The diatomaceous earth can comprise from about 30% to about 90% by weight of the solid P2 O5 containing material with about 30% to about 65% being preferred; can have a density of from 7.0 to 19.5 lbs/cubic foot (0.112 to 0.312 gms/cc); can have water absorption of from 170% to 255% by weight; and can have surface area of from 1 to 100 M2 /g. It is believed that when diatomaceous earth is mixed with liquid ammonium phosphate fertilizer and heated to form the dry solid, more than a physical entrapment of the P2 O5 containing material occurs.
The liquid P2 O5 containing material is mixed with the porous material at ambient temperature to form a slurry or paste. The amount of liquid P2 O5 material added is important. Amounts up to that which will fill the pores of the porous material can be used with one drying step, however amounts exceeding the pore volume of the porous material can be absorbed with several drying steps. The slurry or paste is heated to a temperature of from about 60° C. to about 200° C. to drive off moisture and other volatile impurities until a dry solid is produced.
The rate of heating is adjusted so that, upon drying, the pores of the porous material are not blocked with the P2 O5 containing material, but remain available to the aqueous component when the cement is made. Sufficient porous material should be used to have enough pore volume available to absorb a suitable amount of the P2 O5 containing material. Upon drying, most of the aqueous component will be driven off, leaving solid P2 O5 material deposited inside and over the walls of the microscopic pores.
The starting materials, i.e. the liquid P2 O5 containing material, and the porous material are mixed in the proportions necessary to form a dry solid comprising from about 10% to about 70% by weight of the P2 O5 containing material and from about 30% to about 90% by weight of the porous material in the resulting solid P2 O5 containing material.
The solid P2 O5 containing material prepared by the processes of this invention is dry blended with a solid component comprising a magnesium containing compound to yield a dry blend capable of forming a fast-setting cement when reacted with an aqueous component in accordance with this invention. The solid P2 O5 material can optionally be milled and classified prior to being dry blended. This material usually has a particle size range of from 100 to 325 mesh and a surface area of from 1 to 10 M2 /g.
Generally, the fast-setting cement of this invention can be used for producing fast-setting concrete structures, e.g., structures suitable for roadway construction and roadway patches or other load-bearing uses, however in its broader aspects, the invention is generally applicable to preparing concrete structures with various characteristics, e.g., high or low strength, for a variety of other purposes as well. The characteristics of any particular concrete structures formed can depend upon the weight ratio of the various components, the nature of the aggregate employed, the temperature conditions of application and the curing conditions as well as other factors.

[TASK REQUIREMENTS]
[a] List each property of the diatomaceous earth for which the passage on fast-setting cement gives a range of values, with that range.
[b] Carry on the passage about fast-setting cement from its final sentence, in the same style.
The records that come after this text are not needed for anything here.

Stored items
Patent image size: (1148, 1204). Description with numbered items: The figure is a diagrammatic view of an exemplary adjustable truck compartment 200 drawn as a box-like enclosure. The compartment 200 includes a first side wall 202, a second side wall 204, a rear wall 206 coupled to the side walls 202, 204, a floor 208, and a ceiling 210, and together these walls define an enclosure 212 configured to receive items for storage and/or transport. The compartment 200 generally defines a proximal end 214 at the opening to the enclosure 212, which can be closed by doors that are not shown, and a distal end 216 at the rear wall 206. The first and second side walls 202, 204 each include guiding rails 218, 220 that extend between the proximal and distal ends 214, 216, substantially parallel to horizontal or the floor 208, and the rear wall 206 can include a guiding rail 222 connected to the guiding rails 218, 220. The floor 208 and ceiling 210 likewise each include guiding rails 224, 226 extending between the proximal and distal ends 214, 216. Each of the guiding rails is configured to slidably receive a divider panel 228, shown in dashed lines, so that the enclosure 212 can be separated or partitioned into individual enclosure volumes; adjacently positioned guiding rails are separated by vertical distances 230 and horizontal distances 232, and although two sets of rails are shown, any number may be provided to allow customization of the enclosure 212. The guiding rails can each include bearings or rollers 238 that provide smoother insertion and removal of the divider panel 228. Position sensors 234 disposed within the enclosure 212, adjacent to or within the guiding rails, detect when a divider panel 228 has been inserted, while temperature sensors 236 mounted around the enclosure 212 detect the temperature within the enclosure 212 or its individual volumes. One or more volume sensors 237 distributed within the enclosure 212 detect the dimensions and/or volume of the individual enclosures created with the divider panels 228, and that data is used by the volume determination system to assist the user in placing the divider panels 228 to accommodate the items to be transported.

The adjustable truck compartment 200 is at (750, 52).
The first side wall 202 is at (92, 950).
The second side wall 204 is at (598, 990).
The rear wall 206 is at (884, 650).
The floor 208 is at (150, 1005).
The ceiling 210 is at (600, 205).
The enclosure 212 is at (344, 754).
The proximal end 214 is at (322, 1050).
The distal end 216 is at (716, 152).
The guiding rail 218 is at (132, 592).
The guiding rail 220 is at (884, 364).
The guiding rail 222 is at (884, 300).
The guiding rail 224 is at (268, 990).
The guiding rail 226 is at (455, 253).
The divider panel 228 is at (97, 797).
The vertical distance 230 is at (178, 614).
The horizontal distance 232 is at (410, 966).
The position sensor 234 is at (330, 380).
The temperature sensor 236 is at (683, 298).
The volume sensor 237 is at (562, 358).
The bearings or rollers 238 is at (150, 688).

[THE RESULTS]
[a]
- Share of the solid P2 O5 containing material: from about 30% to about 90% by weight (about 30% to about 65% preferred)
- Density: from 7.0 to 19.5 lbs/cubic foot (0.112 to 0.312 gms/cc)
- Water absorption: from 170% to 255% by weight
- Surface area: from 1 to 100 M2 /g

[b]
Fast-setting cement can be applied indoors or outdoors to concrete drives, storage yards, warehouse and factory floors to repair and restore damaged surfaces. Fast-setting cement can be used to fill structural cracks in slabs, and repair highway median barrier walls. This type of cement can be used in almost any situation requiring a quick, permanent repair of concrete. In addition the fast-setting cement can be used for binding and coating metals and woods for structural and flame resistant applications.
Generally, the setting time for fast-setting cement varies widely and can range from a few seconds up to a few hours. As a practical matter, the setting time must be sufficient to allow the dry blend to be thoroughly mixed with the aqueous component to form a slurry or a non-collapsible putty and be applied to the intended area, whether a mold or a patch, prior to hardening into a monolithic solid. In quantitative terms, fast-setting means that the cement hardens in less than 30 minutes, usually in about 1 to 10 minutes, and reaches more than 500 psi of compression strength in usually less than two hours.
The dry blend of the present invention comprises a solid P2 O5 containing material prepared according to the processes of this invention and a solid component selected from at least one of the group consisting of magnesium containing compounds. The preferred magnesium containing compounds are magnesium oxide, magnesium hydroxide and magnesium carbonate. These compounds must be capable of being dry blended with the solid P2 O5 containing material without reacting therewith. However, in the presence of an aqueous component the dry blend will react to form a monolithic solid. Mixtures of these magnesium compounds can also be employed.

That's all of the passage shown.